[Start DATA SHOWN]

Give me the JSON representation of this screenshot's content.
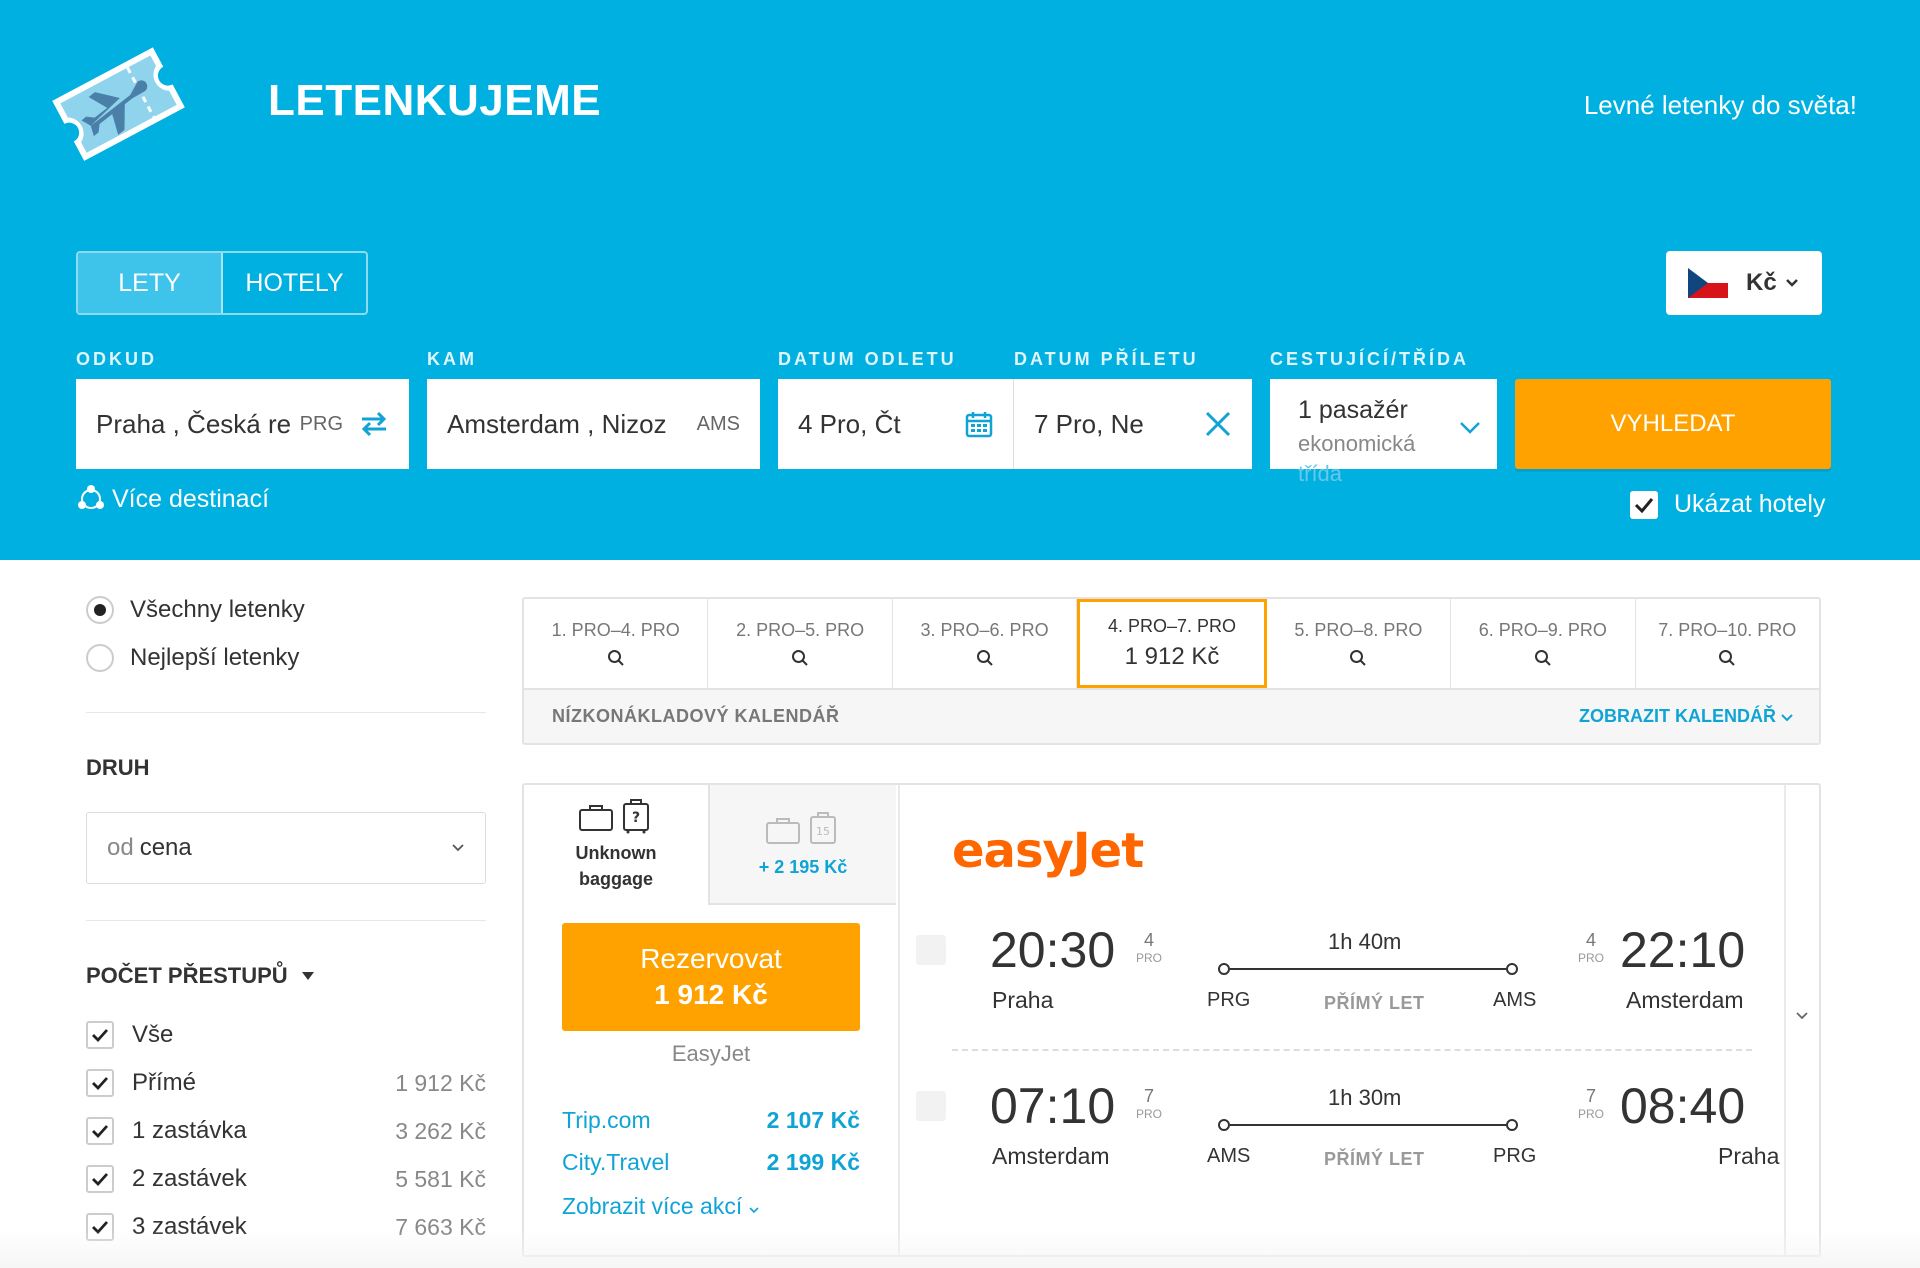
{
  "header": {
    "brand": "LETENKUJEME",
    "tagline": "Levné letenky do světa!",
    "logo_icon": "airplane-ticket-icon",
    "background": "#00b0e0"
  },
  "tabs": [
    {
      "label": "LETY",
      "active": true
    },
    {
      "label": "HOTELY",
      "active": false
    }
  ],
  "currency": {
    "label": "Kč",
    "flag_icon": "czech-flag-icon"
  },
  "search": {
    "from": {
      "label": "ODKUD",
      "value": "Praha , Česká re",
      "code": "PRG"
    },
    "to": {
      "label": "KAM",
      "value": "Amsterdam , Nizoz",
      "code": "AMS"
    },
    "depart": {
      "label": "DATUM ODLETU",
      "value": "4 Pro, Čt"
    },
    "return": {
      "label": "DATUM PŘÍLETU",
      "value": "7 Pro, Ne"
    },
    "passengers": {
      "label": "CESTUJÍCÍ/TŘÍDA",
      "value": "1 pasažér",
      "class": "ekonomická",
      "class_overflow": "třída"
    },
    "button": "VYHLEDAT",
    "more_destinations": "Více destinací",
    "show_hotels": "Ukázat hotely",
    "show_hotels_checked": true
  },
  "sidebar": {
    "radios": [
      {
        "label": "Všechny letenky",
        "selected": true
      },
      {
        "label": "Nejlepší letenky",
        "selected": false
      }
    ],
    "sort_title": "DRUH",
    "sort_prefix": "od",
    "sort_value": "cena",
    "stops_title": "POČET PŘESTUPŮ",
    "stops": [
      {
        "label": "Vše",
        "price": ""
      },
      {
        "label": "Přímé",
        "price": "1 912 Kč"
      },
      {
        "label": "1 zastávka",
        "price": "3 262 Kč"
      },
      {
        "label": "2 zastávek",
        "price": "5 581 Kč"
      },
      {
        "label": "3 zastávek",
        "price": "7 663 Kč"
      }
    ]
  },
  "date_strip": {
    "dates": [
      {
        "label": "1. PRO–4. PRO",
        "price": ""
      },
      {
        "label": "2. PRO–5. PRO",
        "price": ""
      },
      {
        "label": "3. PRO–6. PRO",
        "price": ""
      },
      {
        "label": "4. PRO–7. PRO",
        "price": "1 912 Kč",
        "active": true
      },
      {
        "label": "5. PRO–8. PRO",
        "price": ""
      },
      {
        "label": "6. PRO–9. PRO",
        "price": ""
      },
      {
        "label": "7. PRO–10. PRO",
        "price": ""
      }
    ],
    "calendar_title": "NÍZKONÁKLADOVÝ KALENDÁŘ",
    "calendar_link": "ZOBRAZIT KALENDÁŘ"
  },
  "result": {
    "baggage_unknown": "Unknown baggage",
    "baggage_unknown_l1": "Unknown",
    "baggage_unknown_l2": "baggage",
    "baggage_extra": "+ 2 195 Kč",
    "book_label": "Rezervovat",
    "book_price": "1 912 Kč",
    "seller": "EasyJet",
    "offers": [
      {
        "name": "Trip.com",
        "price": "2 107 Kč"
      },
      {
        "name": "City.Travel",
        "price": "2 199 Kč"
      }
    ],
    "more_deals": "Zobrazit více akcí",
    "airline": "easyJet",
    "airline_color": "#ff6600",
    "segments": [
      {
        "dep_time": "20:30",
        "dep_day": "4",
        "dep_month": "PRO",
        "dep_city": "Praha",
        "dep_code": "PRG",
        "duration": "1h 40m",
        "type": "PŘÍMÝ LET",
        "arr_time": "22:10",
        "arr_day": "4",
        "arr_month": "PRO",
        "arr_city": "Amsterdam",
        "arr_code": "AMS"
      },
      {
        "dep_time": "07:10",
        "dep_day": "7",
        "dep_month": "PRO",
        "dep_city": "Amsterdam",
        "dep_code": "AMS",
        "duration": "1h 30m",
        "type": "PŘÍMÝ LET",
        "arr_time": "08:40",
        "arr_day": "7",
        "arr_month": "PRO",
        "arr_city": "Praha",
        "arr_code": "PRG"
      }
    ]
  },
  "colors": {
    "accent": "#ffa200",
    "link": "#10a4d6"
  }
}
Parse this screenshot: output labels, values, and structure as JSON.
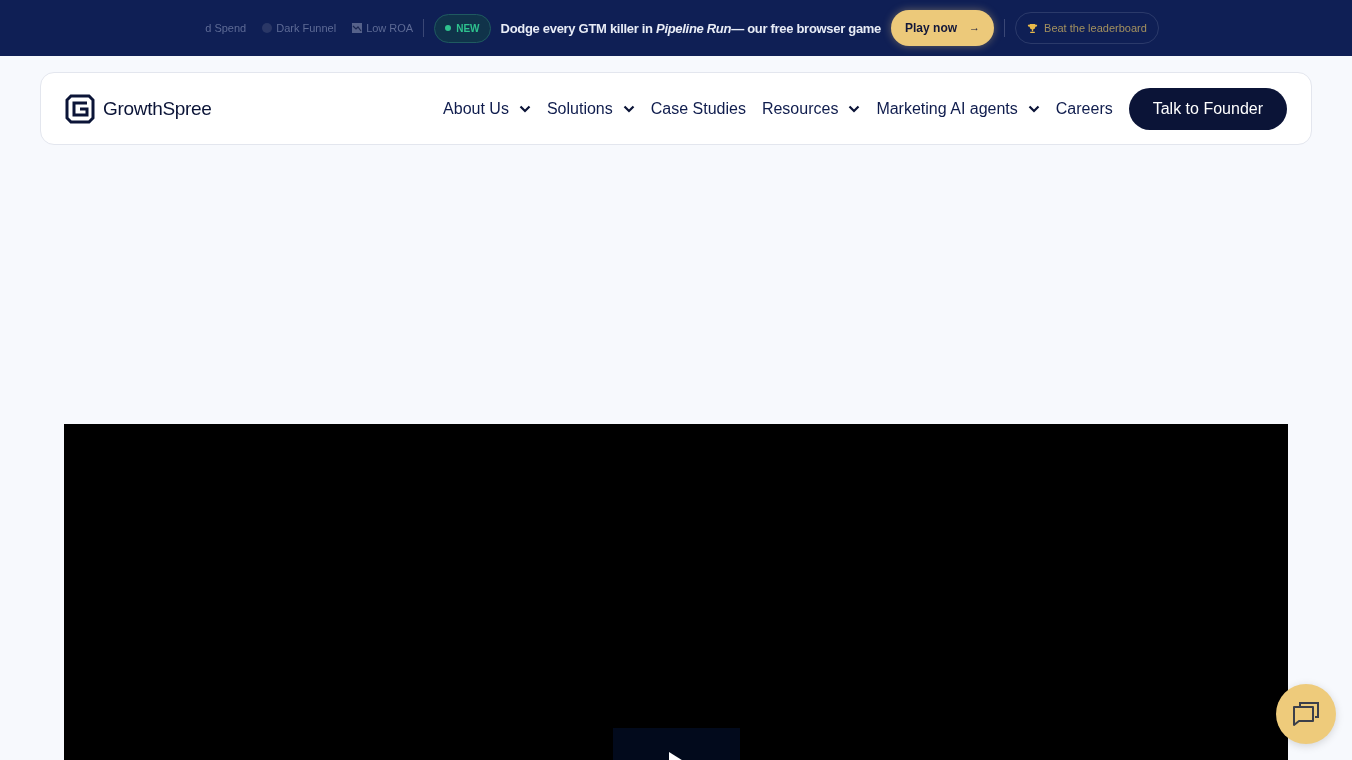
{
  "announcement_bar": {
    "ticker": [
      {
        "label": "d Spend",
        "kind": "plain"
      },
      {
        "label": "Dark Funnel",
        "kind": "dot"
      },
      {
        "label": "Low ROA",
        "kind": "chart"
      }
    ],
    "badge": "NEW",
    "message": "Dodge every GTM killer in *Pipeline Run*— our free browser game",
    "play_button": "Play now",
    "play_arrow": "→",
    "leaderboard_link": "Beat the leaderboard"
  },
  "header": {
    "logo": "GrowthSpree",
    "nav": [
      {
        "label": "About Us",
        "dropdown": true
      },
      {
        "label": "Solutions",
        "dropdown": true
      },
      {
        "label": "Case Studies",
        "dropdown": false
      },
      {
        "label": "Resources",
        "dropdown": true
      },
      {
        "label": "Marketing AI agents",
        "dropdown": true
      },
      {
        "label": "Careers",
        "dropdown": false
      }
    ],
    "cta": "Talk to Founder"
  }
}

[End DATA SHOWN]

Quote every line word for word and keep the images out of the copy.

Give me the JSON representation of this screenshot's content.
{
  "header": {
    "brand": "LETENKUJEME",
    "tagline": "Levné letenky do světa!",
    "logo_icon": "airplane-ticket-icon",
    "background": "#00b0e0"
  },
  "tabs": [
    {
      "label": "LETY",
      "active": true
    },
    {
      "label": "HOTELY",
      "active": false
    }
  ],
  "currency": {
    "label": "Kč",
    "flag_icon": "czech-flag-icon"
  },
  "search": {
    "from": {
      "label": "ODKUD",
      "value": "Praha , Česká re",
      "code": "PRG"
    },
    "to": {
      "label": "KAM",
      "value": "Amsterdam , Nizoz",
      "code": "AMS"
    },
    "depart": {
      "label": "DATUM ODLETU",
      "value": "4 Pro, Čt"
    },
    "return": {
      "label": "DATUM PŘÍLETU",
      "value": "7 Pro, Ne"
    },
    "passengers": {
      "label": "CESTUJÍCÍ/TŘÍDA",
      "value": "1 pasažér",
      "class": "ekonomická",
      "class_overflow": "třída"
    },
    "button": "VYHLEDAT",
    "more_destinations": "Více destinací",
    "show_hotels": "Ukázat hotely",
    "show_hotels_checked": true
  },
  "sidebar": {
    "radios": [
      {
        "label": "Všechny letenky",
        "selected": true
      },
      {
        "label": "Nejlepší letenky",
        "selected": false
      }
    ],
    "sort_title": "DRUH",
    "sort_prefix": "od",
    "sort_value": "cena",
    "stops_title": "POČET PŘESTUPŮ",
    "stops": [
      {
        "label": "Vše",
        "price": ""
      },
      {
        "label": "Přímé",
        "price": "1 912 Kč"
      },
      {
        "label": "1 zastávka",
        "price": "3 262 Kč"
      },
      {
        "label": "2 zastávek",
        "price": "5 581 Kč"
      },
      {
        "label": "3 zastávek",
        "price": "7 663 Kč"
      }
    ]
  },
  "date_strip": {
    "dates": [
      {
        "label": "1. PRO–4. PRO",
        "price": ""
      },
      {
        "label": "2. PRO–5. PRO",
        "price": ""
      },
      {
        "label": "3. PRO–6. PRO",
        "price": ""
      },
      {
        "label": "4. PRO–7. PRO",
        "price": "1 912 Kč",
        "active": true
      },
      {
        "label": "5. PRO–8. PRO",
        "price": ""
      },
      {
        "label": "6. PRO–9. PRO",
        "price": ""
      },
      {
        "label": "7. PRO–10. PRO",
        "price": ""
      }
    ],
    "calendar_title": "NÍZKONÁKLADOVÝ KALENDÁŘ",
    "calendar_link": "ZOBRAZIT KALENDÁŘ"
  },
  "result": {
    "baggage_unknown": "Unknown baggage",
    "baggage_unknown_l1": "Unknown",
    "baggage_unknown_l2": "baggage",
    "baggage_extra": "+ 2 195 Kč",
    "book_label": "Rezervovat",
    "book_price": "1 912 Kč",
    "seller": "EasyJet",
    "offers": [
      {
        "name": "Trip.com",
        "price": "2 107 Kč"
      },
      {
        "name": "City.Travel",
        "price": "2 199 Kč"
      }
    ],
    "more_deals": "Zobrazit více akcí",
    "airline": "easyJet",
    "airline_color": "#ff6600",
    "segments": [
      {
        "dep_time": "20:30",
        "dep_day": "4",
        "dep_month": "PRO",
        "dep_city": "Praha",
        "dep_code": "PRG",
        "duration": "1h 40m",
        "type": "PŘÍMÝ LET",
        "arr_time": "22:10",
        "arr_day": "4",
        "arr_month": "PRO",
        "arr_city": "Amsterdam",
        "arr_code": "AMS"
      },
      {
        "dep_time": "07:10",
        "dep_day": "7",
        "dep_month": "PRO",
        "dep_city": "Amsterdam",
        "dep_code": "AMS",
        "duration": "1h 30m",
        "type": "PŘÍMÝ LET",
        "arr_time": "08:40",
        "arr_day": "7",
        "arr_month": "PRO",
        "arr_city": "Praha",
        "arr_code": "PRG"
      }
    ]
  },
  "colors": {
    "accent": "#ffa200",
    "link": "#10a4d6"
  }
}
Parse this screenshot: output labels, values, and structure as JSON.
{
  "announcement_bar": {
    "ticker": [
      {
        "label": "d Spend",
        "kind": "plain"
      },
      {
        "label": "Dark Funnel",
        "kind": "dot"
      },
      {
        "label": "Low ROA",
        "kind": "chart"
      }
    ],
    "badge": "NEW",
    "message": "Dodge every GTM killer in *Pipeline Run*— our free browser game",
    "play_button": "Play now",
    "play_arrow": "→",
    "leaderboard_link": "Beat the leaderboard"
  },
  "header": {
    "logo": "GrowthSpree",
    "nav": [
      {
        "label": "About Us",
        "dropdown": true
      },
      {
        "label": "Solutions",
        "dropdown": true
      },
      {
        "label": "Case Studies",
        "dropdown": false
      },
      {
        "label": "Resources",
        "dropdown": true
      },
      {
        "label": "Marketing AI agents",
        "dropdown": true
      },
      {
        "label": "Careers",
        "dropdown": false
      }
    ],
    "cta": "Talk to Founder"
  }
}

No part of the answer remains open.